Whenever a line contains the string "смежеству", copy it out of the entries.

══ Record list

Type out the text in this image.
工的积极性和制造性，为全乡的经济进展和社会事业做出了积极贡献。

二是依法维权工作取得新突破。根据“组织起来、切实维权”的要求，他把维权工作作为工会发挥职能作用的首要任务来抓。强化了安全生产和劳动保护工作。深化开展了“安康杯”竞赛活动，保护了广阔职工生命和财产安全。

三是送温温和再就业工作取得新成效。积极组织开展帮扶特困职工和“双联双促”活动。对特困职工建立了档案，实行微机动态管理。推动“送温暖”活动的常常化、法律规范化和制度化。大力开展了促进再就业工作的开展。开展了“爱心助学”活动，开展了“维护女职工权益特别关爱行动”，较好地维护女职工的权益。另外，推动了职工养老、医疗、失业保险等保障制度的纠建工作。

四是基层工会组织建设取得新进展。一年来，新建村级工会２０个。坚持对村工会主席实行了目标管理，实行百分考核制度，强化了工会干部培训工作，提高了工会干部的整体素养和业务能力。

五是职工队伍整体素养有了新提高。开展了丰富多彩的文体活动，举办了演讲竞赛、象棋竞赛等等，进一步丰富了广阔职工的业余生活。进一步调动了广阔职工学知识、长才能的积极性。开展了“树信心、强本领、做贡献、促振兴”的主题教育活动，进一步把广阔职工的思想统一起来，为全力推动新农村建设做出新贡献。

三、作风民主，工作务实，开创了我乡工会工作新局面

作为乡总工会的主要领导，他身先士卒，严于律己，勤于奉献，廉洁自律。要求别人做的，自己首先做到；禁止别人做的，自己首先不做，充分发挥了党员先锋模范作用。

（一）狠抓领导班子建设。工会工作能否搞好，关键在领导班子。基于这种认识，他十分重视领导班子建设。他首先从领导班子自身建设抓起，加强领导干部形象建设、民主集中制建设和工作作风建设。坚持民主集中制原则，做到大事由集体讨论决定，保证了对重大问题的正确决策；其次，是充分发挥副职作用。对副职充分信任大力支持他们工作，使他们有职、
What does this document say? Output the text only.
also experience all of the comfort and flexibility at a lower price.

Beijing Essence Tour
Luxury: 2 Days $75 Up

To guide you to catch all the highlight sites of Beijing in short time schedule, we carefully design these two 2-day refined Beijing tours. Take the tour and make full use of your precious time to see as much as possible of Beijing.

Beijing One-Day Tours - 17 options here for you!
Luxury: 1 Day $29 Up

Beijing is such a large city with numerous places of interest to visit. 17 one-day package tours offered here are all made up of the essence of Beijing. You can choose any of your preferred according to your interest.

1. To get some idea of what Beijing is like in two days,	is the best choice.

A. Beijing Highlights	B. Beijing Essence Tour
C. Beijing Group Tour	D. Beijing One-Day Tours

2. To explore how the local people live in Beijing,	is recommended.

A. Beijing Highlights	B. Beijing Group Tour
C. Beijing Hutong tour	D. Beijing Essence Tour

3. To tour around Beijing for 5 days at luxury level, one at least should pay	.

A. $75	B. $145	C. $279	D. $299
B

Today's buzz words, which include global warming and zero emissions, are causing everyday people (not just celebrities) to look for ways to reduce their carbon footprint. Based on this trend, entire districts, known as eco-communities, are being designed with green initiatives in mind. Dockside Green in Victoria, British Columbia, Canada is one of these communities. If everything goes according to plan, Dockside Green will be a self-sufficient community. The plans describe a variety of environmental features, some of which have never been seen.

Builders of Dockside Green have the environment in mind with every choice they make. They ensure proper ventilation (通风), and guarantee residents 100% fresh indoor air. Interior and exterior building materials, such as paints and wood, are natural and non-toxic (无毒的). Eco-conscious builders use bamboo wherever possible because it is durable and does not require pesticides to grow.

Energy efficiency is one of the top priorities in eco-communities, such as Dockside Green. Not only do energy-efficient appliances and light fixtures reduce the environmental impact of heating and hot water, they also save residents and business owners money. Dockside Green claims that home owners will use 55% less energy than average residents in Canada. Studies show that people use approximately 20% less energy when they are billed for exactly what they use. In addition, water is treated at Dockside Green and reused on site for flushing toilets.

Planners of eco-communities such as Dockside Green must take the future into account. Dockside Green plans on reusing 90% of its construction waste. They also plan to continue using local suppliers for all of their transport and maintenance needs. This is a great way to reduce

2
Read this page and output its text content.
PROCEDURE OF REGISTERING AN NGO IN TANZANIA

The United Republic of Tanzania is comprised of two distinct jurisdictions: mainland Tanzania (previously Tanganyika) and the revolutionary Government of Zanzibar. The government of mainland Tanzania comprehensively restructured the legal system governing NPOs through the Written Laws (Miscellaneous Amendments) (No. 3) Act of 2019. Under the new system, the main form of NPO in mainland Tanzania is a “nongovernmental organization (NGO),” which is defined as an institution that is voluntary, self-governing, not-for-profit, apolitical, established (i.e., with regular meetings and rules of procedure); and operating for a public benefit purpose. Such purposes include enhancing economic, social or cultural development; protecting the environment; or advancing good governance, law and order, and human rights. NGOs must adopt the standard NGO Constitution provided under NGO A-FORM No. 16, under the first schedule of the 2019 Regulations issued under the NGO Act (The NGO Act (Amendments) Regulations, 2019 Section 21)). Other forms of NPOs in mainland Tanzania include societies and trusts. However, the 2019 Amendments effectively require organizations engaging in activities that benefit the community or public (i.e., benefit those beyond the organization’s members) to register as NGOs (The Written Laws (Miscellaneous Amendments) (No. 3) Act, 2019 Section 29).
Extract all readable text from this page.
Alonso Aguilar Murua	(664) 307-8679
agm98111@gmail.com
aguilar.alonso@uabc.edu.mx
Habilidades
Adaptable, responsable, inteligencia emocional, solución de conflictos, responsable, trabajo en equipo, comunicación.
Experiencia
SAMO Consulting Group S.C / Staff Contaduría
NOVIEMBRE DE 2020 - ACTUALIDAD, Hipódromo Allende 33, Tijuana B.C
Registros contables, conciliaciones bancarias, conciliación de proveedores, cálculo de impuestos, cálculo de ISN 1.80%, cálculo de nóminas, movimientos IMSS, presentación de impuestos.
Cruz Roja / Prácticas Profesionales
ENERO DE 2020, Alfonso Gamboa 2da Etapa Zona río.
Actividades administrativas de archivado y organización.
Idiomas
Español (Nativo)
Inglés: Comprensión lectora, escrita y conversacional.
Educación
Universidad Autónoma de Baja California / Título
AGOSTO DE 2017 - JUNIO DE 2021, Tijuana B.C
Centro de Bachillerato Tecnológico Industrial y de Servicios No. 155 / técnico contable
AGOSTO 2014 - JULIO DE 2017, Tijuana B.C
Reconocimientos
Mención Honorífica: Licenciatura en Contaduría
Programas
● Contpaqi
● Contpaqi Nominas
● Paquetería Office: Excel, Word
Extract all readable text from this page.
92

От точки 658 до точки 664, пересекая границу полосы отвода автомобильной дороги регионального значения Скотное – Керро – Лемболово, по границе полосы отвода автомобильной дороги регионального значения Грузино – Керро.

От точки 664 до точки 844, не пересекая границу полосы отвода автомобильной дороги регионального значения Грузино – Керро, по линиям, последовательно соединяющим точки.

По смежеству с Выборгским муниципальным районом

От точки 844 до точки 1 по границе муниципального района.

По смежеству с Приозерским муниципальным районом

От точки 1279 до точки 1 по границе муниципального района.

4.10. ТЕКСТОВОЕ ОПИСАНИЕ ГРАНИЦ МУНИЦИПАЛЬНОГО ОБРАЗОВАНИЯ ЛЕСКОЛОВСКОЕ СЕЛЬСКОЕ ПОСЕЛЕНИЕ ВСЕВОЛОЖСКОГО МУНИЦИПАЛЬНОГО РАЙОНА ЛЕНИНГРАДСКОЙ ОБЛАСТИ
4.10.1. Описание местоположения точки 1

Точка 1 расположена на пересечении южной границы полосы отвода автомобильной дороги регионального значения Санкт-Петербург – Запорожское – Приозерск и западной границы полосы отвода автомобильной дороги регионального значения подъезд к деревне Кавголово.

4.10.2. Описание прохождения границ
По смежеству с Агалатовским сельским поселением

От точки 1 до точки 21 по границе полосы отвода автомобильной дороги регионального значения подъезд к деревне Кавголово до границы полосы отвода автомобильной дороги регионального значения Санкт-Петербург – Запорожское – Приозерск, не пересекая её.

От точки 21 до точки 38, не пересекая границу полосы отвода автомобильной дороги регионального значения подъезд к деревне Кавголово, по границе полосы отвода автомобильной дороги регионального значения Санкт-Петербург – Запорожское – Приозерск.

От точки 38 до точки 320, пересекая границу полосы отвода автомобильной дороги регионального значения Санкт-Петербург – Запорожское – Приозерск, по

════

▶ Solution to the exercise:
По смежеству с Выборгским муниципальным районом
По смежеству с Приозерским муниципальным районом
По смежеству с Агалатовским сельским поселением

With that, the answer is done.